• **GOAL 1**
Duplicate the part of the forum post on defining equality through an ordering predicate that begins at the words "(not (funcall orderer y" and stops after the words "x) (cdr y))".
━━━ EXTRACT TO READ ━━━
It's not entirely unreasonable sometimes to define "equal" in terms of
an ordering predicate like this:
(defun equal-by-ordering (orderer x y)
(and (not (funcall orderer x y))
(not (funcall orderer y x))))
I'm not saying you'd necessarily use this exact function, more likely
you'd write your overall ordering predicate something like this:
(lambda (x y)
(cond
((< (car x) (car y))
t)
((< (car y) (car x))
nil)
((string< (cdr x) (cdr y))
t)
((string< (cdr y) (cdr x))
nil)
..etc.))
--
Frode Vatvedt Fjeld
On Aug 20, 8:12 pm, Frode Vatvedt Fjeld <······@cs.uit.no> wrote:
> "Erik R." <·············@gmail.com> writes:
> > I've got two different "enumeration" types that have natural
> > ordering. They are not just numbers and letters, but for the sake
> > of this question, they will be. So I have:
>
> > (defvar *numbers* '(1 2 3 4 5 6 7))
> > (defvar *letters* '(a b c d e f))
━━━ SOURCE RECORDS ━━━
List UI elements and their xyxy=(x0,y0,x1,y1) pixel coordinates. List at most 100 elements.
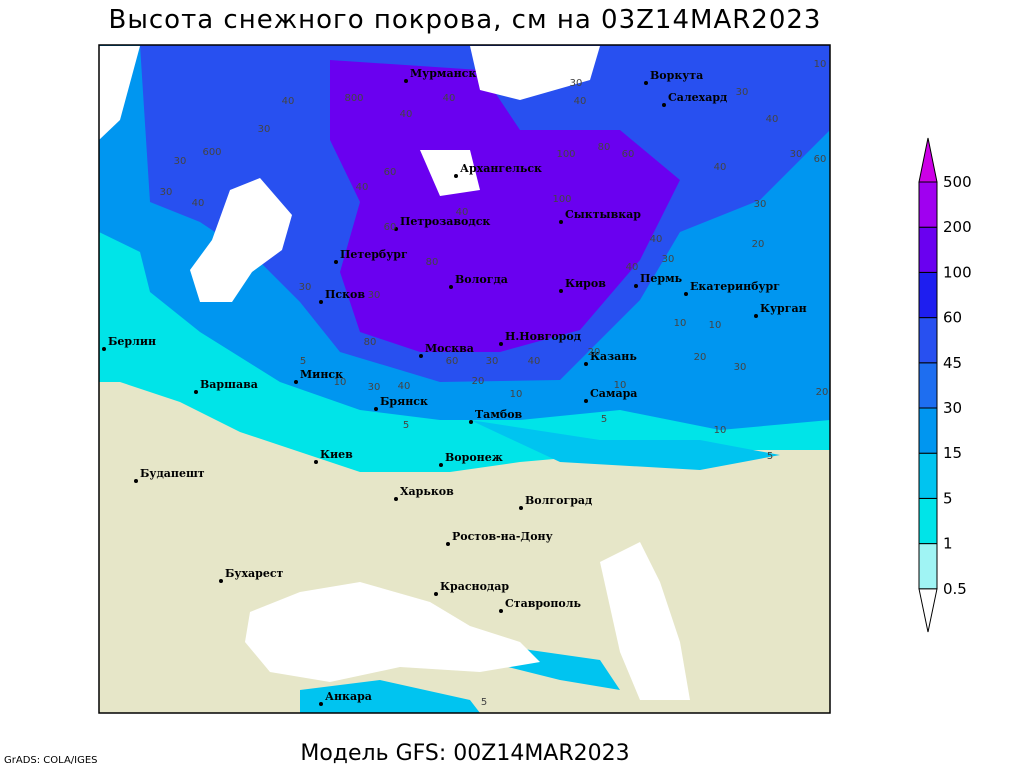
contour-label: 100 xyxy=(552,194,571,205)
city-dot xyxy=(662,103,666,107)
contour-label: 30 xyxy=(258,124,271,135)
sea xyxy=(470,46,600,100)
contour-label: 30 xyxy=(790,149,803,160)
city-dot xyxy=(469,420,473,424)
contour-label: 30 xyxy=(570,78,583,89)
city-label: Будапешт xyxy=(140,467,205,480)
contour-label: 20 xyxy=(588,347,601,358)
city-label: Варшава xyxy=(200,378,258,391)
contour-label: 10 xyxy=(614,380,627,391)
city-label: Тамбов xyxy=(475,408,523,421)
city-dot xyxy=(394,497,398,501)
city-label: Ставрополь xyxy=(505,597,582,610)
city-label: Салехард xyxy=(668,91,727,104)
sea xyxy=(190,178,292,302)
city-label: Минск xyxy=(300,368,343,381)
city-dot xyxy=(219,579,223,583)
contour-label: 10 xyxy=(334,377,347,388)
city-label: Воронеж xyxy=(445,451,503,464)
contour-label: 80 xyxy=(364,337,377,348)
contour-label: 10 xyxy=(674,318,687,329)
city-dot xyxy=(134,479,138,483)
city-label: Сыктывкар xyxy=(565,208,641,221)
city-label: Берлин xyxy=(108,335,156,348)
contour-label: 5 xyxy=(481,697,487,708)
city-dot xyxy=(394,227,398,231)
legend-cap xyxy=(918,137,938,183)
city-label: Казань xyxy=(590,350,637,363)
contour-label: 40 xyxy=(714,162,727,173)
city-dot xyxy=(634,284,638,288)
city-label: Вологда xyxy=(455,273,508,286)
city-dot xyxy=(194,390,198,394)
contour-label: 30 xyxy=(174,156,187,167)
contour-label: 40 xyxy=(398,381,411,392)
city-dot xyxy=(519,506,523,510)
contour-label: 20 xyxy=(752,239,765,250)
contour-label: 30 xyxy=(736,87,749,98)
contour-label: 60 xyxy=(814,154,827,165)
legend-label: 1 xyxy=(943,535,953,553)
map-frame xyxy=(98,44,831,714)
snow-zone xyxy=(300,680,480,713)
contour-label: 20 xyxy=(694,352,707,363)
contour-label: 5 xyxy=(767,451,773,462)
legend-label: 500 xyxy=(943,173,972,191)
city-label: Архангельск xyxy=(460,162,542,175)
city-dot xyxy=(454,174,458,178)
legend-label: 200 xyxy=(943,218,972,236)
contour-label: 40 xyxy=(574,96,587,107)
city-dot xyxy=(584,362,588,366)
sea xyxy=(99,46,140,140)
legend-label: 15 xyxy=(943,444,962,462)
legend-label: 60 xyxy=(943,309,962,327)
city-label: Анкара xyxy=(325,690,372,703)
map: Мурманск Воркута Салехард Архангельск Сыктыв… xyxy=(99,45,830,713)
city-dot xyxy=(102,347,106,351)
contour-label: 40 xyxy=(528,356,541,367)
contour-label: 60 xyxy=(384,167,397,178)
contour-label: 40 xyxy=(456,207,469,218)
city-dot xyxy=(404,79,408,83)
city-label: Ростов-на-Дону xyxy=(452,530,553,543)
contour-label: 20 xyxy=(816,387,829,398)
title: Высота снежного покрова, см на 03Z14MAR2… xyxy=(109,5,822,35)
legend-swatch xyxy=(918,407,938,454)
contour-label: 10 xyxy=(814,59,827,70)
legend-swatch xyxy=(918,497,938,545)
contour-label: 40 xyxy=(282,96,295,107)
contour-label: 5 xyxy=(403,420,409,431)
city-dot xyxy=(314,460,318,464)
contour-label: 5 xyxy=(601,414,607,425)
city-label: Петрозаводск xyxy=(400,215,490,228)
credit: GrADS: COLA/IGES xyxy=(4,755,98,766)
contour-label: 30 xyxy=(299,282,312,293)
contour-label: 30 xyxy=(486,356,499,367)
city-dot xyxy=(754,314,758,318)
contour-label: 40 xyxy=(626,262,639,273)
contour-label: 30 xyxy=(754,199,767,210)
city-label: Краснодар xyxy=(440,580,509,593)
legend-swatch xyxy=(918,362,938,409)
city-dot xyxy=(319,702,323,706)
city-label: Петербург xyxy=(340,248,408,261)
contour-label: 800 xyxy=(344,93,363,104)
city-dot xyxy=(584,399,588,403)
city-dot xyxy=(334,260,338,264)
snow-zone xyxy=(330,60,680,352)
city-dot xyxy=(439,463,443,467)
city-label: Пермь xyxy=(640,272,683,285)
contour-label: 60 xyxy=(622,149,635,160)
city-dot xyxy=(374,407,378,411)
contour-label: 40 xyxy=(192,198,205,209)
city-dot xyxy=(319,300,323,304)
snow-zone xyxy=(470,420,780,470)
contour-label: 600 xyxy=(202,147,221,158)
city-dot xyxy=(644,81,648,85)
city-dot xyxy=(434,592,438,596)
contour-label: 30 xyxy=(160,187,173,198)
legend-label: 5 xyxy=(943,489,953,507)
city-label: Мурманск xyxy=(410,67,476,80)
legend-label: 45 xyxy=(943,354,962,372)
━━━
• **GOAL 2**
Rewrite the lines of the entries, beginning at the line that has "contour-label: 100 xyxy=(552,194,571,205)" and stopping after the line that has "city-dot xyxy=(404,79,408,83)", with "city-dot" replaced by "town-marker" and all else unchanged. Give only those lines.

• **TASK OUTPUT 1**
(not (funcall orderer y x))))
I'm not saying you'd necessarily use this exact function, more likely
you'd write your overall ordering predicate something like this:
(lambda (x y)
(cond
((< (car x) (car y))
t)
((< (car y) (car x))
nil)
((string< (cdr x) (cdr y))

• **TASK OUTPUT 2**
contour-label: 100 xyxy=(552,194,571,205)
town-marker xyxy=(662,103,666,107)
contour-label: 30 xyxy=(258,124,271,135)
sea xyxy=(470,46,600,100)
contour-label: 30 xyxy=(790,149,803,160)
town-marker xyxy=(469,420,473,424)
contour-label: 30 xyxy=(570,78,583,89)
city-label: Будапешт xyxy=(140,467,205,480)
contour-label: 20 xyxy=(588,347,601,358)
city-label: Варшава xyxy=(200,378,258,391)
contour-label: 10 xyxy=(614,380,627,391)
city-label: Тамбов xyxy=(475,408,523,421)
town-marker xyxy=(394,497,398,501)
city-label: Ставрополь xyxy=(505,597,582,610)
city-label: Салехард xyxy=(668,91,727,104)
sea xyxy=(190,178,292,302)
city-label: Минск xyxy=(300,368,343,381)
town-marker xyxy=(219,579,223,583)
contour-label: 10 xyxy=(334,377,347,388)
city-label: Воронеж xyxy=(445,451,503,464)
contour-label: 80 xyxy=(364,337,377,348)
contour-label: 10 xyxy=(674,318,687,329)
town-marker xyxy=(134,479,138,483)
city-label: Сыктывкар xyxy=(565,208,641,221)
city-label: Берлин xyxy=(108,335,156,348)
contour-label: 5 xyxy=(481,697,487,708)
town-marker xyxy=(394,227,398,231)
legend-cap xyxy=(918,137,938,183)
city-label: Казань xyxy=(590,350,637,363)
contour-label: 40 xyxy=(714,162,727,173)
town-marker xyxy=(634,284,638,288)
city-label: Вологда xyxy=(455,273,508,286)
town-marker xyxy=(194,390,198,394)
contour-label: 30 xyxy=(174,156,187,167)
contour-label: 40 xyxy=(398,381,411,392)
town-marker xyxy=(519,506,523,510)
contour-label: 20 xyxy=(752,239,765,250)
contour-label: 30 xyxy=(736,87,749,98)
contour-label: 60 xyxy=(814,154,827,165)
legend-label: 1 xyxy=(943,535,953,553)
map-frame xyxy=(98,44,831,714)
snow-zone xyxy=(300,680,480,713)
contour-label: 20 xyxy=(694,352,707,363)
contour-label: 5 xyxy=(767,451,773,462)
legend-label: 500 xyxy=(943,173,972,191)
city-label: Архангельск xyxy=(460,162,542,175)
town-marker xyxy=(454,174,458,178)
legend-label: 200 xyxy=(943,218,972,236)
contour-label: 40 xyxy=(574,96,587,107)
town-marker xyxy=(584,362,588,366)
sea xyxy=(99,46,140,140)
legend-label: 15 xyxy=(943,444,962,462)
legend-label: 60 xyxy=(943,309,962,327)
city-label: Анкара xyxy=(325,690,372,703)
map: Мурманск Воркута Салехард Архангельск Сыктыв… xyxy=(99,45,830,713)
town-marker xyxy=(102,347,106,351)
contour-label: 40 xyxy=(528,356,541,367)
contour-label: 60 xyxy=(384,167,397,178)
contour-label: 40 xyxy=(456,207,469,218)
town-marker xyxy=(404,79,408,83)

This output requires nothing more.